## Begin The records

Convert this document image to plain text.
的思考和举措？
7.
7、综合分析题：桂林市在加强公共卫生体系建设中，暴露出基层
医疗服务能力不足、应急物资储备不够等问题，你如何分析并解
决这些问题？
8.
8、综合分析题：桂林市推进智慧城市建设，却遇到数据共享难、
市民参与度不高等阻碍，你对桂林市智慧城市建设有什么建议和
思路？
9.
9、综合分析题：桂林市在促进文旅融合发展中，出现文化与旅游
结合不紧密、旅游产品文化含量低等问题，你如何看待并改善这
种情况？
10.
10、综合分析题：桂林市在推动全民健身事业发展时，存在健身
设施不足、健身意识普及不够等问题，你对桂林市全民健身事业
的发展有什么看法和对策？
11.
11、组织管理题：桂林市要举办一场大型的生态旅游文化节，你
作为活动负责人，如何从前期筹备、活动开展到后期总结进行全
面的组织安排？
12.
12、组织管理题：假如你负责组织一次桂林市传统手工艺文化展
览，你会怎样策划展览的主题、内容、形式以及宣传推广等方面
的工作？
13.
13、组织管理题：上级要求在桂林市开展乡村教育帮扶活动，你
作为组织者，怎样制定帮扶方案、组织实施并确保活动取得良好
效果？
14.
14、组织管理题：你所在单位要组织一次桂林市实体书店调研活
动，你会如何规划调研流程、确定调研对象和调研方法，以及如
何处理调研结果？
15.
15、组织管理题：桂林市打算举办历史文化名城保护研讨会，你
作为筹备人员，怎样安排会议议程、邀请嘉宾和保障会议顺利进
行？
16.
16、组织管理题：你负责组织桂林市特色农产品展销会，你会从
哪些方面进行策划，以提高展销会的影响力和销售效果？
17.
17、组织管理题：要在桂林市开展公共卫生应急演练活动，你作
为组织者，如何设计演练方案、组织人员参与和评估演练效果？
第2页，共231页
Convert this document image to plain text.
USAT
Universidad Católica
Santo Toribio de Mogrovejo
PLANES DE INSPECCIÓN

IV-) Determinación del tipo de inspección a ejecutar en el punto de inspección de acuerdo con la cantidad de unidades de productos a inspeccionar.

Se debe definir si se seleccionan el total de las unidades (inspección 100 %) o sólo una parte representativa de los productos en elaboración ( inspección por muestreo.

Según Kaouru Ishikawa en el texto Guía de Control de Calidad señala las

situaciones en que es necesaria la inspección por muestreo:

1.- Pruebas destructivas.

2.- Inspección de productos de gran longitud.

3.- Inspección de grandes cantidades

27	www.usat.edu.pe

## End The records

*Exercise requirements*. Repeat the records above exactly.

*In response*.
Convert this document image to plain text.
的思考和举措？
7.
7、综合分析题：桂林市在加强公共卫生体系建设中，暴露出基层
医疗服务能力不足、应急物资储备不够等问题，你如何分析并解
决这些问题？
8.
8、综合分析题：桂林市推进智慧城市建设，却遇到数据共享难、
市民参与度不高等阻碍，你对桂林市智慧城市建设有什么建议和
思路？
9.
9、综合分析题：桂林市在促进文旅融合发展中，出现文化与旅游
结合不紧密、旅游产品文化含量低等问题，你如何看待并改善这
种情况？
10.
10、综合分析题：桂林市在推动全民健身事业发展时，存在健身
设施不足、健身意识普及不够等问题，你对桂林市全民健身事业
的发展有什么看法和对策？
11.
11、组织管理题：桂林市要举办一场大型的生态旅游文化节，你
作为活动负责人，如何从前期筹备、活动开展到后期总结进行全
面的组织安排？
12.
12、组织管理题：假如你负责组织一次桂林市传统手工艺文化展
览，你会怎样策划展览的主题、内容、形式以及宣传推广等方面
的工作？
13.
13、组织管理题：上级要求在桂林市开展乡村教育帮扶活动，你
作为组织者，怎样制定帮扶方案、组织实施并确保活动取得良好
效果？
14.
14、组织管理题：你所在单位要组织一次桂林市实体书店调研活
动，你会如何规划调研流程、确定调研对象和调研方法，以及如
何处理调研结果？
15.
15、组织管理题：桂林市打算举办历史文化名城保护研讨会，你
作为筹备人员，怎样安排会议议程、邀请嘉宾和保障会议顺利进
行？
16.
16、组织管理题：你负责组织桂林市特色农产品展销会，你会从
哪些方面进行策划，以提高展销会的影响力和销售效果？
17.
17、组织管理题：要在桂林市开展公共卫生应急演练活动，你作
为组织者，如何设计演练方案、组织人员参与和评估演练效果？
第2页，共231页
Convert this document image to plain text.
USAT
Universidad Católica
Santo Toribio de Mogrovejo
PLANES DE INSPECCIÓN

IV-) Determinación del tipo de inspección a ejecutar en el punto de inspección de acuerdo con la cantidad de unidades de productos a inspeccionar.

Se debe definir si se seleccionan el total de las unidades (inspección 100 %) o sólo una parte representativa de los productos en elaboración ( inspección por muestreo.

Según Kaouru Ishikawa en el texto Guía de Control de Calidad señala las

situaciones en que es necesaria la inspección por muestreo:

1.- Pruebas destructivas.

2.- Inspección de productos de gran longitud.

3.- Inspección de grandes cantidades

27	www.usat.edu.pe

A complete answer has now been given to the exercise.